*RECORDED DATA*
'''

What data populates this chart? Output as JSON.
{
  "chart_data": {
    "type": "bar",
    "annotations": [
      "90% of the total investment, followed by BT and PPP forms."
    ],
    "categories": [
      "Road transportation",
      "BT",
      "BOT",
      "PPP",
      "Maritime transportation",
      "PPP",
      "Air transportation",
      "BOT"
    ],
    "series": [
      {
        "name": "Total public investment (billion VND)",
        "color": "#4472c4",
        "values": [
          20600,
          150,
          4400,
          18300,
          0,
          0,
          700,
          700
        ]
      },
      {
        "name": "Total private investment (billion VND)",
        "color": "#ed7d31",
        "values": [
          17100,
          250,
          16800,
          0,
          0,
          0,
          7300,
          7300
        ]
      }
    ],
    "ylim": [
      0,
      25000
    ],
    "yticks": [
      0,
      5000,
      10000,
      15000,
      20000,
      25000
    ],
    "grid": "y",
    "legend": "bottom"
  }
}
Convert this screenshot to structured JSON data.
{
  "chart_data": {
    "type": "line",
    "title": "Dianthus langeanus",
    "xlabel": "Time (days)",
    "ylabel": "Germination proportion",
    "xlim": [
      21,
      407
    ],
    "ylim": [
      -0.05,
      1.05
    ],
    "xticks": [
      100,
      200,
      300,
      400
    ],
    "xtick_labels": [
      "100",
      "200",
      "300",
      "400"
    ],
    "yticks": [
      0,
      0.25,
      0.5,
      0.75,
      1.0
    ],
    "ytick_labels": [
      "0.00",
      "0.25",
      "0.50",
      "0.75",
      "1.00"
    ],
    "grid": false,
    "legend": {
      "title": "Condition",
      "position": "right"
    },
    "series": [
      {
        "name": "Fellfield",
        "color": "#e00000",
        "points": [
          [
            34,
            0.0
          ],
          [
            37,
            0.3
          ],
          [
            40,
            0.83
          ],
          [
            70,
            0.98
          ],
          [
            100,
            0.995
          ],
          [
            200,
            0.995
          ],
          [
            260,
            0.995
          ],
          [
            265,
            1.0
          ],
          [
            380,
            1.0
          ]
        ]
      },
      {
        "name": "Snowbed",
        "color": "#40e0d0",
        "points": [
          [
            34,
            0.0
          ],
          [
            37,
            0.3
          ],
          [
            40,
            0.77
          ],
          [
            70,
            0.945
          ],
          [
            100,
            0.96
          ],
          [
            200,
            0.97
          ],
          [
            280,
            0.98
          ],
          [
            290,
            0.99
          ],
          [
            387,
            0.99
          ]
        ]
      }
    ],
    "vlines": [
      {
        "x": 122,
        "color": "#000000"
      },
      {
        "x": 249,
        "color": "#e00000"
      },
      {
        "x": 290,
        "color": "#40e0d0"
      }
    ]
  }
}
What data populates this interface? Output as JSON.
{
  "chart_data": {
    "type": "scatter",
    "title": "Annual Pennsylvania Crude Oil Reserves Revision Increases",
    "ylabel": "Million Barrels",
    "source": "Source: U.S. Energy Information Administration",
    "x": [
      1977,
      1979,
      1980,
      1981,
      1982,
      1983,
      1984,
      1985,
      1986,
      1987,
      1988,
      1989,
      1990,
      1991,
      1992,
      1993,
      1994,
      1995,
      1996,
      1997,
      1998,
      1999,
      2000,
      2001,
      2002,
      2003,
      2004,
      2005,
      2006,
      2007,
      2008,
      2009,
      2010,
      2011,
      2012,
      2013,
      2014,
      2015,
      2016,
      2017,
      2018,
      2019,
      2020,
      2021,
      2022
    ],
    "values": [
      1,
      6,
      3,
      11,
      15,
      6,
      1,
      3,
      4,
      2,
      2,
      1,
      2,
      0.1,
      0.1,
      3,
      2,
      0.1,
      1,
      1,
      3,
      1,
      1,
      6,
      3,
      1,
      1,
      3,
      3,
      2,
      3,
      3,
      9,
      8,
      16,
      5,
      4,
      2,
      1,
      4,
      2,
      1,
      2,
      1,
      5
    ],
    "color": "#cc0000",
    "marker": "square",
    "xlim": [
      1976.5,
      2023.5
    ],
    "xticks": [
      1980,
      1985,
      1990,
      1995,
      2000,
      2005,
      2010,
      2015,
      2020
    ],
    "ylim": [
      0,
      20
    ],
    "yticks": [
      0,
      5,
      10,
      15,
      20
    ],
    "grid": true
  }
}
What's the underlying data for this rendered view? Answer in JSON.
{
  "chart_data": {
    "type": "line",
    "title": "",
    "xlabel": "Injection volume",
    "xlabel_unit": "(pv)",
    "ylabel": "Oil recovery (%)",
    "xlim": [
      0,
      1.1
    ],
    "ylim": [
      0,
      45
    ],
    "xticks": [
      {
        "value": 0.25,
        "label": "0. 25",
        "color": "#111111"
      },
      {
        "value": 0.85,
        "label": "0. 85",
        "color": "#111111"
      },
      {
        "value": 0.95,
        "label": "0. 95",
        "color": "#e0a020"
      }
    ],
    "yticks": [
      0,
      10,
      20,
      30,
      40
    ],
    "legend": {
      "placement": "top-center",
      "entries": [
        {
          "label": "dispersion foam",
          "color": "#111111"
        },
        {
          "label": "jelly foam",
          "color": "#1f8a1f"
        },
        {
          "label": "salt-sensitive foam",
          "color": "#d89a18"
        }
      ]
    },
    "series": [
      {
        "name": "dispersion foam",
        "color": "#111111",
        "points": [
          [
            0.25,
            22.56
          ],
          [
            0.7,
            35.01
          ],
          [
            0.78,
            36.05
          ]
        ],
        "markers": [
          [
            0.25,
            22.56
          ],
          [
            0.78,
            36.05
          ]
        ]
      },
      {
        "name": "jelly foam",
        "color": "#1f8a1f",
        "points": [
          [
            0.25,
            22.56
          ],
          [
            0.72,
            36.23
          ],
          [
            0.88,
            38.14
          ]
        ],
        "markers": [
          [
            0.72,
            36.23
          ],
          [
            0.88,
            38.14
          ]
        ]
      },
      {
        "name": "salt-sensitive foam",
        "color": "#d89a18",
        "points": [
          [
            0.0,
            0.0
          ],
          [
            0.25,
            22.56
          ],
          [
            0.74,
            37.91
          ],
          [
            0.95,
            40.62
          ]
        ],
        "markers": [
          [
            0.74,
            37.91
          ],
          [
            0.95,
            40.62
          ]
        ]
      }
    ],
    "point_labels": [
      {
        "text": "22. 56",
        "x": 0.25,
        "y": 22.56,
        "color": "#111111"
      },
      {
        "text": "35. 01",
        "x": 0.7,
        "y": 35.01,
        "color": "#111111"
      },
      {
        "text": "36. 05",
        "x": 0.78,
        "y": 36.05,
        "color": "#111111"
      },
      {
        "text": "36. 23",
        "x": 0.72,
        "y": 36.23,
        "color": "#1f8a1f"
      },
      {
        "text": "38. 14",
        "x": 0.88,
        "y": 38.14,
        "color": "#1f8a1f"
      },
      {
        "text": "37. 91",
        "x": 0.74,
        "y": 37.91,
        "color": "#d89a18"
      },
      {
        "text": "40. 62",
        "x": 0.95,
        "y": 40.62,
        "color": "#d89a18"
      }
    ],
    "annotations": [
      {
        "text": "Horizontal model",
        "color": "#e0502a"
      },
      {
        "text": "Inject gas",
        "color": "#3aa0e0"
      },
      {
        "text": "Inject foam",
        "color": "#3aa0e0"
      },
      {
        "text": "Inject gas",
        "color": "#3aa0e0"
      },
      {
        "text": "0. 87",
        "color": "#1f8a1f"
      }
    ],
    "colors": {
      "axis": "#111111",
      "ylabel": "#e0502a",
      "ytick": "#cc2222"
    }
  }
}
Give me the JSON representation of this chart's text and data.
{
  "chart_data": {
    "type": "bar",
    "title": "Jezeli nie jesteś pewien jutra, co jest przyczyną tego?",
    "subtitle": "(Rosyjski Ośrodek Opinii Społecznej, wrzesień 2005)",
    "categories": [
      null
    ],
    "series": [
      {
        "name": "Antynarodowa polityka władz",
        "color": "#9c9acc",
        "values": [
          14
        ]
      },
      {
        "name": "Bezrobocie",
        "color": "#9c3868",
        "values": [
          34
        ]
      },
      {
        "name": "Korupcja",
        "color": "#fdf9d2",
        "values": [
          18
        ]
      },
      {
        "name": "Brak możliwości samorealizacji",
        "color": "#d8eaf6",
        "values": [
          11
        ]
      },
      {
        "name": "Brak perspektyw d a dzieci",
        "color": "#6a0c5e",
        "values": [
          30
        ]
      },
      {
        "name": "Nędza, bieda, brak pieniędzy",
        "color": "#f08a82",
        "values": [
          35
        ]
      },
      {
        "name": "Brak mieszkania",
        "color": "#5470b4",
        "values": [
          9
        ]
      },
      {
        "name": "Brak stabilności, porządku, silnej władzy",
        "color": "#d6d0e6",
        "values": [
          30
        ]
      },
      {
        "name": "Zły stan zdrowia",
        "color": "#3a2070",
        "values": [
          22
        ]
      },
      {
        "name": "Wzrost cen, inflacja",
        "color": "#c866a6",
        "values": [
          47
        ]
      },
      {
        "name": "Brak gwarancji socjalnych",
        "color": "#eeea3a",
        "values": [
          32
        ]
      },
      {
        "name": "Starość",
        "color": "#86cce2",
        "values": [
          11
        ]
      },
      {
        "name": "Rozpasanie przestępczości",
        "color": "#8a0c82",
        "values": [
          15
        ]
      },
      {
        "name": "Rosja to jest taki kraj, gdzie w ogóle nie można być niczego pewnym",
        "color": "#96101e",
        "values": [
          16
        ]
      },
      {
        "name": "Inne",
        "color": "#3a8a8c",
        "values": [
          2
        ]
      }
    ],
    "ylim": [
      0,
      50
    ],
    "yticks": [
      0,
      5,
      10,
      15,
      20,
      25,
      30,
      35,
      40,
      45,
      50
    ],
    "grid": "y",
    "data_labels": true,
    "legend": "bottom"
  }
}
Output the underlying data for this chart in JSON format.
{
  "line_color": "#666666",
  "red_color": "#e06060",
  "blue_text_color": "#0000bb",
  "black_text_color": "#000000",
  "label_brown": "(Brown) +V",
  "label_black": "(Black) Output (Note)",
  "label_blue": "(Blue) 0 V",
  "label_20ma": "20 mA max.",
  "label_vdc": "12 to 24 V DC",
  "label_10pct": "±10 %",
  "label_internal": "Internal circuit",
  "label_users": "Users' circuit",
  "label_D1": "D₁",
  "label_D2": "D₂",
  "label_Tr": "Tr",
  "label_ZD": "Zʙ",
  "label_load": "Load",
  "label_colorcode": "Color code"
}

'''

*EXERCISE TASK*
Within the data above, pick out all lines holding the word "salt".

*COMPLETED EXERCISE*
          "label": "salt-sensitive foam",
        "name": "salt-sensitive foam",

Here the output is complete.